## JOB
Reproduce every record below exactly as it appears.

## ENTRIES SUPPLIED
⟨
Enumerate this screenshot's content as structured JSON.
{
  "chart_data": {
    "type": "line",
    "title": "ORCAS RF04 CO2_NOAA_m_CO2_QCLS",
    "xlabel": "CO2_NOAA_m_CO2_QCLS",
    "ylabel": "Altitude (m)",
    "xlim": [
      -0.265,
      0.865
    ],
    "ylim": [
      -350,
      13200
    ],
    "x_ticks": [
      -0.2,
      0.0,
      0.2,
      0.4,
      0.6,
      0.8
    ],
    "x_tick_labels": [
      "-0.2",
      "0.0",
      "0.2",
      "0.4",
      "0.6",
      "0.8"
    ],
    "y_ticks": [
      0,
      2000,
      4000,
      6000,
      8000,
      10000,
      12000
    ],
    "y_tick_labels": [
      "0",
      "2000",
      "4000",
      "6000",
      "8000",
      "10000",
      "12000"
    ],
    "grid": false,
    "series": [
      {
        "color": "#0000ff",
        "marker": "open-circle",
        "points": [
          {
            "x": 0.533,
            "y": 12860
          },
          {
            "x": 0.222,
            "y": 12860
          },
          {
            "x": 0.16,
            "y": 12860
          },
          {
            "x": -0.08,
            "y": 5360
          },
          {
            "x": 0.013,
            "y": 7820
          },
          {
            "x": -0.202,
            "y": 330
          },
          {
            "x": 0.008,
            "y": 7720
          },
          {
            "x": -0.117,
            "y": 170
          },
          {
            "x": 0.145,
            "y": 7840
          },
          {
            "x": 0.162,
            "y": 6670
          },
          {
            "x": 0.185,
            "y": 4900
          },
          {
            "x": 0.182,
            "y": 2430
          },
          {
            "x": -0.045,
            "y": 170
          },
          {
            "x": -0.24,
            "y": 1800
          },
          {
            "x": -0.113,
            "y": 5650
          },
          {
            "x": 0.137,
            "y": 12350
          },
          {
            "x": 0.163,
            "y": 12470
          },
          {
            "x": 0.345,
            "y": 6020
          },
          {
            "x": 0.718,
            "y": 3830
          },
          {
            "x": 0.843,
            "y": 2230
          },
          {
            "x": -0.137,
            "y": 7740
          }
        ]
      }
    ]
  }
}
⟩
## REPLY TO THE EXERCISE
Enumerate this screenshot's content as structured JSON.
{
  "chart_data": {
    "type": "line",
    "title": "ORCAS RF04 CO2_NOAA_m_CO2_QCLS",
    "xlabel": "CO2_NOAA_m_CO2_QCLS",
    "ylabel": "Altitude (m)",
    "xlim": [
      -0.265,
      0.865
    ],
    "ylim": [
      -350,
      13200
    ],
    "x_ticks": [
      -0.2,
      0.0,
      0.2,
      0.4,
      0.6,
      0.8
    ],
    "x_tick_labels": [
      "-0.2",
      "0.0",
      "0.2",
      "0.4",
      "0.6",
      "0.8"
    ],
    "y_ticks": [
      0,
      2000,
      4000,
      6000,
      8000,
      10000,
      12000
    ],
    "y_tick_labels": [
      "0",
      "2000",
      "4000",
      "6000",
      "8000",
      "10000",
      "12000"
    ],
    "grid": false,
    "series": [
      {
        "color": "#0000ff",
        "marker": "open-circle",
        "points": [
          {
            "x": 0.533,
            "y": 12860
          },
          {
            "x": 0.222,
            "y": 12860
          },
          {
            "x": 0.16,
            "y": 12860
          },
          {
            "x": -0.08,
            "y": 5360
          },
          {
            "x": 0.013,
            "y": 7820
          },
          {
            "x": -0.202,
            "y": 330
          },
          {
            "x": 0.008,
            "y": 7720
          },
          {
            "x": -0.117,
            "y": 170
          },
          {
            "x": 0.145,
            "y": 7840
          },
          {
            "x": 0.162,
            "y": 6670
          },
          {
            "x": 0.185,
            "y": 4900
          },
          {
            "x": 0.182,
            "y": 2430
          },
          {
            "x": -0.045,
            "y": 170
          },
          {
            "x": -0.24,
            "y": 1800
          },
          {
            "x": -0.113,
            "y": 5650
          },
          {
            "x": 0.137,
            "y": 12350
          },
          {
            "x": 0.163,
            "y": 12470
          },
          {
            "x": 0.345,
            "y": 6020
          },
          {
            "x": 0.718,
            "y": 3830
          },
          {
            "x": 0.843,
            "y": 2230
          },
          {
            "x": -0.137,
            "y": 7740
          }
        ]
      }
    ]
  }
}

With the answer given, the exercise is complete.